[START Listed entries]
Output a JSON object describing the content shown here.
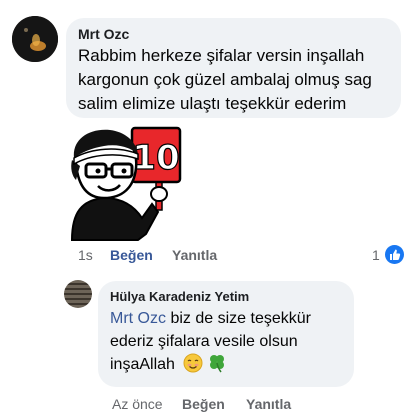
{
  "comments": [
    {
      "author": "Mrt Ozc",
      "text": "Rabbim herkeze şifalar versin inşallah\nkargonun çok güzel ambalaj olmuş sag\nsalim elimize ulaştı teşekkür ederim",
      "sticker": {
        "icon": "cartoon-man-holding-10-sign-icon",
        "sign_text": "10"
      },
      "time": "1s",
      "like_label": "Beğen",
      "reply_label": "Yanıtla",
      "reaction_count": "1",
      "reaction_icon": "like-reaction-icon"
    },
    {
      "author": "Hülya Karadeniz Yetim",
      "mention": "Mrt Ozc",
      "text_line1": "biz de size teşekkür",
      "text_line2": "ederiz şifalara vesile olsun",
      "text_line3": "inşaAllah",
      "emojis": [
        "smiling-face-icon",
        "four-leaf-clover-icon"
      ],
      "time": "Az önce",
      "like_label": "Beğen",
      "reply_label": "Yanıtla"
    }
  ],
  "colors": {
    "bubble": "#eff2f5",
    "link": "#385898",
    "meta": "#65676b",
    "like_badge": "#1877f2",
    "sign_red": "#e8272b"
  }
}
[END Listed entries]
→ Problem statement: Copy every line of the entries above in which "author" occurs.

→ Correct output:
      "author": "Mrt Ozc",
      "author": "Hülya Karadeniz Yetim",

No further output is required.